● **Directions for this task**
Can you write out the whole listing exactly?
○ ○ ○ ○
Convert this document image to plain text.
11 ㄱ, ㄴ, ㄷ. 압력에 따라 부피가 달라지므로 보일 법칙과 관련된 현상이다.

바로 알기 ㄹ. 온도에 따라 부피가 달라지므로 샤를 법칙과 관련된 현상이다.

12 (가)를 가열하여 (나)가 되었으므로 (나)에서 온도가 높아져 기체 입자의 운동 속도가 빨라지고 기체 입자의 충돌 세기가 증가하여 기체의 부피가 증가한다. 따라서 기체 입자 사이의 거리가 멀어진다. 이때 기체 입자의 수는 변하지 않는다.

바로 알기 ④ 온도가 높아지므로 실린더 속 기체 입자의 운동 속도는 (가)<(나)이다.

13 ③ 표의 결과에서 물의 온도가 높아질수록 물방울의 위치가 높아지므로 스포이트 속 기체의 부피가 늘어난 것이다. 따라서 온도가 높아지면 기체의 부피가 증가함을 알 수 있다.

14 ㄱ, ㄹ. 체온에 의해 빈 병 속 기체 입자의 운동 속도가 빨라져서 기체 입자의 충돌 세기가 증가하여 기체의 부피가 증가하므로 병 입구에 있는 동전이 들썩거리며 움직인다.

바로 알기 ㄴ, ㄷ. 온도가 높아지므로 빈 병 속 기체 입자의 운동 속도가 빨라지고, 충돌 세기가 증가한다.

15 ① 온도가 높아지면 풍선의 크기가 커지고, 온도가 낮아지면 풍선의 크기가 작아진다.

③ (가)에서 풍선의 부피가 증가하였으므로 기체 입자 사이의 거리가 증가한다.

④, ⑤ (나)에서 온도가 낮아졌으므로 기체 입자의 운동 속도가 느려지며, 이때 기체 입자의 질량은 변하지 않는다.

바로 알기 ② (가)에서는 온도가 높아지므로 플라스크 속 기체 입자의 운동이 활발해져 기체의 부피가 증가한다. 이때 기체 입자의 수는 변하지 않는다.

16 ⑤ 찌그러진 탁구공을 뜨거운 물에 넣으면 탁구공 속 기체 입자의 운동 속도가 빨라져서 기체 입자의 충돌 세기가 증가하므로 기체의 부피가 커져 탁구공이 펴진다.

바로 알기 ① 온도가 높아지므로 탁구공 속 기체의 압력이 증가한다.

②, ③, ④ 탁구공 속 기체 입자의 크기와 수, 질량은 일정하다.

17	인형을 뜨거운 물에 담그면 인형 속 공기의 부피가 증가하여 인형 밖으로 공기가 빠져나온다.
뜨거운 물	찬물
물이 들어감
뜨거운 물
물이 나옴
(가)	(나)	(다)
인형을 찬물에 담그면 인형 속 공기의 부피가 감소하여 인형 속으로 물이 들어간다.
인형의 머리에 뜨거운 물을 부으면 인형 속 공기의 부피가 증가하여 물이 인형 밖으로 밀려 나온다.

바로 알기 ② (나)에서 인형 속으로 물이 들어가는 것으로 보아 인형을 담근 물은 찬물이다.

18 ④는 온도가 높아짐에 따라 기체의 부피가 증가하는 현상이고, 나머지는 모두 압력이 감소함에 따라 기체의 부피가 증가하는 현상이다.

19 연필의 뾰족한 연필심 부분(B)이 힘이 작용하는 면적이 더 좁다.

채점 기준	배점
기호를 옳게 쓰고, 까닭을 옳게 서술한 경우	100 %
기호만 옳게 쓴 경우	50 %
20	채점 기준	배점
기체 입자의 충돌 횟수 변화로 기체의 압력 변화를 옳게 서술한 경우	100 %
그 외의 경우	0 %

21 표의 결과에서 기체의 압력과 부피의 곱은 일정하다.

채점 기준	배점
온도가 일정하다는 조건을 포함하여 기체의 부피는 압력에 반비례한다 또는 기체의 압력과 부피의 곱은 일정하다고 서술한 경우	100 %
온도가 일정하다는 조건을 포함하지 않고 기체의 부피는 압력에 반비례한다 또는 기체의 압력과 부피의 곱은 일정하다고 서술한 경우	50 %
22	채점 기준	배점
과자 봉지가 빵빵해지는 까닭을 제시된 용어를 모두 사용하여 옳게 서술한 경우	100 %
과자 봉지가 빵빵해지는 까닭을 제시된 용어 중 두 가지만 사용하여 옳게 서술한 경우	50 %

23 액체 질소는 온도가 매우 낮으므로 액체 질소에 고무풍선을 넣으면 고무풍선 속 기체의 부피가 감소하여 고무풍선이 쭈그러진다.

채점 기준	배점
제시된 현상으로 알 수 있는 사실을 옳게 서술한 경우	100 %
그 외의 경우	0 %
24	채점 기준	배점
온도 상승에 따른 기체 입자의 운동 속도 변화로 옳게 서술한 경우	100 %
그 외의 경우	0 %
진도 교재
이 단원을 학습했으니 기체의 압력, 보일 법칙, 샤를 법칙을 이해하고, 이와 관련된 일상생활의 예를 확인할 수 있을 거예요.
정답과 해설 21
○ ○ ○ ○
● **Task answer**
Convert this document image to plain text.
11 ㄱ, ㄴ, ㄷ. 압력에 따라 부피가 달라지므로 보일 법칙과 관련된 현상이다.

바로 알기 ㄹ. 온도에 따라 부피가 달라지므로 샤를 법칙과 관련된 현상이다.

12 (가)를 가열하여 (나)가 되었으므로 (나)에서 온도가 높아져 기체 입자의 운동 속도가 빨라지고 기체 입자의 충돌 세기가 증가하여 기체의 부피가 증가한다. 따라서 기체 입자 사이의 거리가 멀어진다. 이때 기체 입자의 수는 변하지 않는다.

바로 알기 ④ 온도가 높아지므로 실린더 속 기체 입자의 운동 속도는 (가)<(나)이다.

13 ③ 표의 결과에서 물의 온도가 높아질수록 물방울의 위치가 높아지므로 스포이트 속 기체의 부피가 늘어난 것이다. 따라서 온도가 높아지면 기체의 부피가 증가함을 알 수 있다.

14 ㄱ, ㄹ. 체온에 의해 빈 병 속 기체 입자의 운동 속도가 빨라져서 기체 입자의 충돌 세기가 증가하여 기체의 부피가 증가하므로 병 입구에 있는 동전이 들썩거리며 움직인다.

바로 알기 ㄴ, ㄷ. 온도가 높아지므로 빈 병 속 기체 입자의 운동 속도가 빨라지고, 충돌 세기가 증가한다.

15 ① 온도가 높아지면 풍선의 크기가 커지고, 온도가 낮아지면 풍선의 크기가 작아진다.

③ (가)에서 풍선의 부피가 증가하였으므로 기체 입자 사이의 거리가 증가한다.

④, ⑤ (나)에서 온도가 낮아졌으므로 기체 입자의 운동 속도가 느려지며, 이때 기체 입자의 질량은 변하지 않는다.

바로 알기 ② (가)에서는 온도가 높아지므로 플라스크 속 기체 입자의 운동이 활발해져 기체의 부피가 증가한다. 이때 기체 입자의 수는 변하지 않는다.

16 ⑤ 찌그러진 탁구공을 뜨거운 물에 넣으면 탁구공 속 기체 입자의 운동 속도가 빨라져서 기체 입자의 충돌 세기가 증가하므로 기체의 부피가 커져 탁구공이 펴진다.

바로 알기 ① 온도가 높아지므로 탁구공 속 기체의 압력이 증가한다.

②, ③, ④ 탁구공 속 기체 입자의 크기와 수, 질량은 일정하다.

17	인형을 뜨거운 물에 담그면 인형 속 공기의 부피가 증가하여 인형 밖으로 공기가 빠져나온다.
뜨거운 물	찬물
물이 들어감
뜨거운 물
물이 나옴
(가)	(나)	(다)
인형을 찬물에 담그면 인형 속 공기의 부피가 감소하여 인형 속으로 물이 들어간다.
인형의 머리에 뜨거운 물을 부으면 인형 속 공기의 부피가 증가하여 물이 인형 밖으로 밀려 나온다.

바로 알기 ② (나)에서 인형 속으로 물이 들어가는 것으로 보아 인형을 담근 물은 찬물이다.

18 ④는 온도가 높아짐에 따라 기체의 부피가 증가하는 현상이고, 나머지는 모두 압력이 감소함에 따라 기체의 부피가 증가하는 현상이다.

19 연필의 뾰족한 연필심 부분(B)이 힘이 작용하는 면적이 더 좁다.

채점 기준	배점
기호를 옳게 쓰고, 까닭을 옳게 서술한 경우	100 %
기호만 옳게 쓴 경우	50 %
20	채점 기준	배점
기체 입자의 충돌 횟수 변화로 기체의 압력 변화를 옳게 서술한 경우	100 %
그 외의 경우	0 %

21 표의 결과에서 기체의 압력과 부피의 곱은 일정하다.

채점 기준	배점
온도가 일정하다는 조건을 포함하여 기체의 부피는 압력에 반비례한다 또는 기체의 압력과 부피의 곱은 일정하다고 서술한 경우	100 %
온도가 일정하다는 조건을 포함하지 않고 기체의 부피는 압력에 반비례한다 또는 기체의 압력과 부피의 곱은 일정하다고 서술한 경우	50 %
22	채점 기준	배점
과자 봉지가 빵빵해지는 까닭을 제시된 용어를 모두 사용하여 옳게 서술한 경우	100 %
과자 봉지가 빵빵해지는 까닭을 제시된 용어 중 두 가지만 사용하여 옳게 서술한 경우	50 %

23 액체 질소는 온도가 매우 낮으므로 액체 질소에 고무풍선을 넣으면 고무풍선 속 기체의 부피가 감소하여 고무풍선이 쭈그러진다.

채점 기준	배점
제시된 현상으로 알 수 있는 사실을 옳게 서술한 경우	100 %
그 외의 경우	0 %
24	채점 기준	배점
온도 상승에 따른 기체 입자의 운동 속도 변화로 옳게 서술한 경우	100 %
그 외의 경우	0 %
진도 교재
이 단원을 학습했으니 기체의 압력, 보일 법칙, 샤를 법칙을 이해하고, 이와 관련된 일상생활의 예를 확인할 수 있을 거예요.
정답과 해설 21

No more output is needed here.